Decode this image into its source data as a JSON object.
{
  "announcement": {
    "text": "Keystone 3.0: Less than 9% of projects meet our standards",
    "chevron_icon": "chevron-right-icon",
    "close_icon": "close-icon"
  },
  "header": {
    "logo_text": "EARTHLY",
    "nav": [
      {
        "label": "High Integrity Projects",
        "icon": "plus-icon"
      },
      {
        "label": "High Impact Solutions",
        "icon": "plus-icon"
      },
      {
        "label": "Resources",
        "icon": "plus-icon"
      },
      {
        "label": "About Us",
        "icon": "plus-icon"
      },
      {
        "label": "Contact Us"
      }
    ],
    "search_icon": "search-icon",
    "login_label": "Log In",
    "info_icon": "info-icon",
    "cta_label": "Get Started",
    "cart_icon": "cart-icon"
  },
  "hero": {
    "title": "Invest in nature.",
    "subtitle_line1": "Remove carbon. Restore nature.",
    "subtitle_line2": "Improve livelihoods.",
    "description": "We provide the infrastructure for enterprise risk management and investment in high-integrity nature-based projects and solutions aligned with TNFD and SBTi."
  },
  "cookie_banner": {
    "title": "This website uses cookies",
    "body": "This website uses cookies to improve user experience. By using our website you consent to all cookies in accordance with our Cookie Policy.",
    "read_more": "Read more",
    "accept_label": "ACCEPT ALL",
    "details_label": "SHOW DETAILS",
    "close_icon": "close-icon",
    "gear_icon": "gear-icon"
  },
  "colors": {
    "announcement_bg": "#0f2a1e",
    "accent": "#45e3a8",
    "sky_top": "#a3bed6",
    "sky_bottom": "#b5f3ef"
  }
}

---

**PROMPT**
Using the records above, copy every line that has the word "cookies" in it.

**TASK ANSWER**
    "title": "This website uses cookies",
    "body": "This website uses cookies to improve user experience. By using our website you consent to all cookies in accordance with our Cookie Policy.",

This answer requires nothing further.